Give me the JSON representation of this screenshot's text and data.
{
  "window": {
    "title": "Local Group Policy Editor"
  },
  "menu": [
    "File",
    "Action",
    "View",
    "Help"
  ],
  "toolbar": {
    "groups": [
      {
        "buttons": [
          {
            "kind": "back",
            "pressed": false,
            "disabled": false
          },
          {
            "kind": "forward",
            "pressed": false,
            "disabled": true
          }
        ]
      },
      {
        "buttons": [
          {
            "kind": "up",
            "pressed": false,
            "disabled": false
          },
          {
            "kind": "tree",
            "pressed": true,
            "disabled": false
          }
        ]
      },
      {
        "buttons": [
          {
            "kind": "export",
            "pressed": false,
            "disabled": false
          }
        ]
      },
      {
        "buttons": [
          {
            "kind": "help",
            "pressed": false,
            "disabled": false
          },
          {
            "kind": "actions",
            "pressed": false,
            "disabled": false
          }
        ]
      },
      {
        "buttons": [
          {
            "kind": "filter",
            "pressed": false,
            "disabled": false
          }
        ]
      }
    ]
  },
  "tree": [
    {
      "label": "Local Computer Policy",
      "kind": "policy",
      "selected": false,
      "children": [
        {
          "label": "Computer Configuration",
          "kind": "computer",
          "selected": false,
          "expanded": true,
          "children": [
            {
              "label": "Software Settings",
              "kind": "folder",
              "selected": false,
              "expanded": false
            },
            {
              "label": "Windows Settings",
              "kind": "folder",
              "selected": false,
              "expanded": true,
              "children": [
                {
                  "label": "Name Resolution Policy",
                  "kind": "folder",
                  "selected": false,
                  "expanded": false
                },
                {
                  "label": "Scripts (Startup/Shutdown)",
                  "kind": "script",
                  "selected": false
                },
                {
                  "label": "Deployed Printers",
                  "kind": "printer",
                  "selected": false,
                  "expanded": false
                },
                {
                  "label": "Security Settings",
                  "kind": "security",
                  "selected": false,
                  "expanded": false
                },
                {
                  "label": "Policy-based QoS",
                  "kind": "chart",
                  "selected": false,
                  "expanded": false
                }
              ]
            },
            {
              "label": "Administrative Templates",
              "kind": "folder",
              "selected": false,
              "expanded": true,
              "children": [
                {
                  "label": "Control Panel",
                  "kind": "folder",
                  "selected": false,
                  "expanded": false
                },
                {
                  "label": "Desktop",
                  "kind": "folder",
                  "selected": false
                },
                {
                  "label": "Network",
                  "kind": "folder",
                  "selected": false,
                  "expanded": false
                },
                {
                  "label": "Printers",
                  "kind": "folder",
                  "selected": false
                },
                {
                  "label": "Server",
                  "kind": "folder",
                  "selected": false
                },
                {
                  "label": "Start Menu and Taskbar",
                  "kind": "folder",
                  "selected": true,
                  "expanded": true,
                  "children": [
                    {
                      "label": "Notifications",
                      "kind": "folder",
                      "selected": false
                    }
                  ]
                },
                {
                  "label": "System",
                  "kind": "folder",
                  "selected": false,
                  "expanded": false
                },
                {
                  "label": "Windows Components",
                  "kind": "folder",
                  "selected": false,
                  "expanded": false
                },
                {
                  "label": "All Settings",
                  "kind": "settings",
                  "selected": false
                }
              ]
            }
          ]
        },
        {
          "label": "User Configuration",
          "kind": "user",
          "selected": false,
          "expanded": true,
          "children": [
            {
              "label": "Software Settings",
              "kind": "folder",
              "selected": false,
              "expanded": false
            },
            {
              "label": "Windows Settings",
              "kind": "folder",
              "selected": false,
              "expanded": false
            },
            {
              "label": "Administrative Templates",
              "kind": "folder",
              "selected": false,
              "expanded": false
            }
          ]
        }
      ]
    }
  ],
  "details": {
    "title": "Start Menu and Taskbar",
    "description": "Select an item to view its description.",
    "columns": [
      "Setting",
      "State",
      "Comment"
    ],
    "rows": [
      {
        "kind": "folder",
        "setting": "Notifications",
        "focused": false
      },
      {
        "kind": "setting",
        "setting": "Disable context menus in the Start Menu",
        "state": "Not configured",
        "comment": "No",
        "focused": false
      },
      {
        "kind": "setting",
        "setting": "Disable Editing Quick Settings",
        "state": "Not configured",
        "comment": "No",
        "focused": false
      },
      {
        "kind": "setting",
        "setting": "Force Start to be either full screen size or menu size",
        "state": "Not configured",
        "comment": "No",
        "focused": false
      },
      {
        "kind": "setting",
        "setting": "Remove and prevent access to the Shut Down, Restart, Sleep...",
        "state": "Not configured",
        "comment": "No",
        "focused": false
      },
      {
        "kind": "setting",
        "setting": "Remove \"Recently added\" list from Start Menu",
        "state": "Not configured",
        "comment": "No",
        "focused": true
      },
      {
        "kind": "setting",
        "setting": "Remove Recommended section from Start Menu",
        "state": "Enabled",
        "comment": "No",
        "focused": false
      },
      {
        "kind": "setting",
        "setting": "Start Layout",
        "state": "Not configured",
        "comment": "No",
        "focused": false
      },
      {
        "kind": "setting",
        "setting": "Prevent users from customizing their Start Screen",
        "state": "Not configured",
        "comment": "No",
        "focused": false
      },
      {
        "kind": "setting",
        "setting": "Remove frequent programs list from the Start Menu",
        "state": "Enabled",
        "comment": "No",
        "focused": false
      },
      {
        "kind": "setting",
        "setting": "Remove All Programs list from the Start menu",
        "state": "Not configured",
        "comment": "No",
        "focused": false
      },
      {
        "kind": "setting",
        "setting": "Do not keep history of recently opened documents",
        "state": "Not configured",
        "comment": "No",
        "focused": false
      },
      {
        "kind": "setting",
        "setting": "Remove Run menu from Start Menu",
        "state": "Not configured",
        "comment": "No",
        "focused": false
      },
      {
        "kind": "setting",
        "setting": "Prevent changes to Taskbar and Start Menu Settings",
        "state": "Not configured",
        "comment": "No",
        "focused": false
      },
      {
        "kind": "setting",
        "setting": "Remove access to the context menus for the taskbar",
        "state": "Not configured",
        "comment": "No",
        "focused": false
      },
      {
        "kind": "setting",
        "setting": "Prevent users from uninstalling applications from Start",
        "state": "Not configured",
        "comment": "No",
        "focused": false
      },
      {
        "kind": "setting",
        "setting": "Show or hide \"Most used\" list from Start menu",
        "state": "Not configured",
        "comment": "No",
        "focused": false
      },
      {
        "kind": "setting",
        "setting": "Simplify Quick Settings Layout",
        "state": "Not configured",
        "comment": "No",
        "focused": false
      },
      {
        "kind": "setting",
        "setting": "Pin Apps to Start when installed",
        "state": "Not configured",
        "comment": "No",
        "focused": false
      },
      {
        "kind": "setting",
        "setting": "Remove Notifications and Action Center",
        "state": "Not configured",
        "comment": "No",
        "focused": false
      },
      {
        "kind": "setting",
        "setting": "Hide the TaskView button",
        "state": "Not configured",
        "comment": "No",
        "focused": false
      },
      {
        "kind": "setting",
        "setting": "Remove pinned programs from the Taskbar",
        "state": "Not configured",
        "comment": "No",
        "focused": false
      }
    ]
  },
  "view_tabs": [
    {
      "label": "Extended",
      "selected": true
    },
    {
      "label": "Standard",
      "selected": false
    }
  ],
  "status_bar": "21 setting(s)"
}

□ □ □ □

> **Task details**: Reproduce the full listing above, character for character.

> **Solution for this problem**:
Give me the JSON representation of this screenshot's text and data.
{
  "window": {
    "title": "Local Group Policy Editor"
  },
  "menu": [
    "File",
    "Action",
    "View",
    "Help"
  ],
  "toolbar": {
    "groups": [
      {
        "buttons": [
          {
            "kind": "back",
            "pressed": false,
            "disabled": false
          },
          {
            "kind": "forward",
            "pressed": false,
            "disabled": true
          }
        ]
      },
      {
        "buttons": [
          {
            "kind": "up",
            "pressed": false,
            "disabled": false
          },
          {
            "kind": "tree",
            "pressed": true,
            "disabled": false
          }
        ]
      },
      {
        "buttons": [
          {
            "kind": "export",
            "pressed": false,
            "disabled": false
          }
        ]
      },
      {
        "buttons": [
          {
            "kind": "help",
            "pressed": false,
            "disabled": false
          },
          {
            "kind": "actions",
            "pressed": false,
            "disabled": false
          }
        ]
      },
      {
        "buttons": [
          {
            "kind": "filter",
            "pressed": false,
            "disabled": false
          }
        ]
      }
    ]
  },
  "tree": [
    {
      "label": "Local Computer Policy",
      "kind": "policy",
      "selected": false,
      "children": [
        {
          "label": "Computer Configuration",
          "kind": "computer",
          "selected": false,
          "expanded": true,
          "children": [
            {
              "label": "Software Settings",
              "kind": "folder",
              "selected": false,
              "expanded": false
            },
            {
              "label": "Windows Settings",
              "kind": "folder",
              "selected": false,
              "expanded": true,
              "children": [
                {
                  "label": "Name Resolution Policy",
                  "kind": "folder",
                  "selected": false,
                  "expanded": false
                },
                {
                  "label": "Scripts (Startup/Shutdown)",
                  "kind": "script",
                  "selected": false
                },
                {
                  "label": "Deployed Printers",
                  "kind": "printer",
                  "selected": false,
                  "expanded": false
                },
                {
                  "label": "Security Settings",
                  "kind": "security",
                  "selected": false,
                  "expanded": false
                },
                {
                  "label": "Policy-based QoS",
                  "kind": "chart",
                  "selected": false,
                  "expanded": false
                }
              ]
            },
            {
              "label": "Administrative Templates",
              "kind": "folder",
              "selected": false,
              "expanded": true,
              "children": [
                {
                  "label": "Control Panel",
                  "kind": "folder",
                  "selected": false,
                  "expanded": false
                },
                {
                  "label": "Desktop",
                  "kind": "folder",
                  "selected": false
                },
                {
                  "label": "Network",
                  "kind": "folder",
                  "selected": false,
                  "expanded": false
                },
                {
                  "label": "Printers",
                  "kind": "folder",
                  "selected": false
                },
                {
                  "label": "Server",
                  "kind": "folder",
                  "selected": false
                },
                {
                  "label": "Start Menu and Taskbar",
                  "kind": "folder",
                  "selected": true,
                  "expanded": true,
                  "children": [
                    {
                      "label": "Notifications",
                      "kind": "folder",
                      "selected": false
                    }
                  ]
                },
                {
                  "label": "System",
                  "kind": "folder",
                  "selected": false,
                  "expanded": false
                },
                {
                  "label": "Windows Components",
                  "kind": "folder",
                  "selected": false,
                  "expanded": false
                },
                {
                  "label": "All Settings",
                  "kind": "settings",
                  "selected": false
                }
              ]
            }
          ]
        },
        {
          "label": "User Configuration",
          "kind": "user",
          "selected": false,
          "expanded": true,
          "children": [
            {
              "label": "Software Settings",
              "kind": "folder",
              "selected": false,
              "expanded": false
            },
            {
              "label": "Windows Settings",
              "kind": "folder",
              "selected": false,
              "expanded": false
            },
            {
              "label": "Administrative Templates",
              "kind": "folder",
              "selected": false,
              "expanded": false
            }
          ]
        }
      ]
    }
  ],
  "details": {
    "title": "Start Menu and Taskbar",
    "description": "Select an item to view its description.",
    "columns": [
      "Setting",
      "State",
      "Comment"
    ],
    "rows": [
      {
        "kind": "folder",
        "setting": "Notifications",
        "focused": false
      },
      {
        "kind": "setting",
        "setting": "Disable context menus in the Start Menu",
        "state": "Not configured",
        "comment": "No",
        "focused": false
      },
      {
        "kind": "setting",
        "setting": "Disable Editing Quick Settings",
        "state": "Not configured",
        "comment": "No",
        "focused": false
      },
      {
        "kind": "setting",
        "setting": "Force Start to be either full screen size or menu size",
        "state": "Not configured",
        "comment": "No",
        "focused": false
      },
      {
        "kind": "setting",
        "setting": "Remove and prevent access to the Shut Down, Restart, Sleep...",
        "state": "Not configured",
        "comment": "No",
        "focused": false
      },
      {
        "kind": "setting",
        "setting": "Remove \"Recently added\" list from Start Menu",
        "state": "Not configured",
        "comment": "No",
        "focused": true
      },
      {
        "kind": "setting",
        "setting": "Remove Recommended section from Start Menu",
        "state": "Enabled",
        "comment": "No",
        "focused": false
      },
      {
        "kind": "setting",
        "setting": "Start Layout",
        "state": "Not configured",
        "comment": "No",
        "focused": false
      },
      {
        "kind": "setting",
        "setting": "Prevent users from customizing their Start Screen",
        "state": "Not configured",
        "comment": "No",
        "focused": false
      },
      {
        "kind": "setting",
        "setting": "Remove frequent programs list from the Start Menu",
        "state": "Enabled",
        "comment": "No",
        "focused": false
      },
      {
        "kind": "setting",
        "setting": "Remove All Programs list from the Start menu",
        "state": "Not configured",
        "comment": "No",
        "focused": false
      },
      {
        "kind": "setting",
        "setting": "Do not keep history of recently opened documents",
        "state": "Not configured",
        "comment": "No",
        "focused": false
      },
      {
        "kind": "setting",
        "setting": "Remove Run menu from Start Menu",
        "state": "Not configured",
        "comment": "No",
        "focused": false
      },
      {
        "kind": "setting",
        "setting": "Prevent changes to Taskbar and Start Menu Settings",
        "state": "Not configured",
        "comment": "No",
        "focused": false
      },
      {
        "kind": "setting",
        "setting": "Remove access to the context menus for the taskbar",
        "state": "Not configured",
        "comment": "No",
        "focused": false
      },
      {
        "kind": "setting",
        "setting": "Prevent users from uninstalling applications from Start",
        "state": "Not configured",
        "comment": "No",
        "focused": false
      },
      {
        "kind": "setting",
        "setting": "Show or hide \"Most used\" list from Start menu",
        "state": "Not configured",
        "comment": "No",
        "focused": false
      },
      {
        "kind": "setting",
        "setting": "Simplify Quick Settings Layout",
        "state": "Not configured",
        "comment": "No",
        "focused": false
      },
      {
        "kind": "setting",
        "setting": "Pin Apps to Start when installed",
        "state": "Not configured",
        "comment": "No",
        "focused": false
      },
      {
        "kind": "setting",
        "setting": "Remove Notifications and Action Center",
        "state": "Not configured",
        "comment": "No",
        "focused": false
      },
      {
        "kind": "setting",
        "setting": "Hide the TaskView button",
        "state": "Not configured",
        "comment": "No",
        "focused": false
      },
      {
        "kind": "setting",
        "setting": "Remove pinned programs from the Taskbar",
        "state": "Not configured",
        "comment": "No",
        "focused": false
      }
    ]
  },
  "view_tabs": [
    {
      "label": "Extended",
      "selected": true
    },
    {
      "label": "Standard",
      "selected": false
    }
  ],
  "status_bar": "21 setting(s)"
}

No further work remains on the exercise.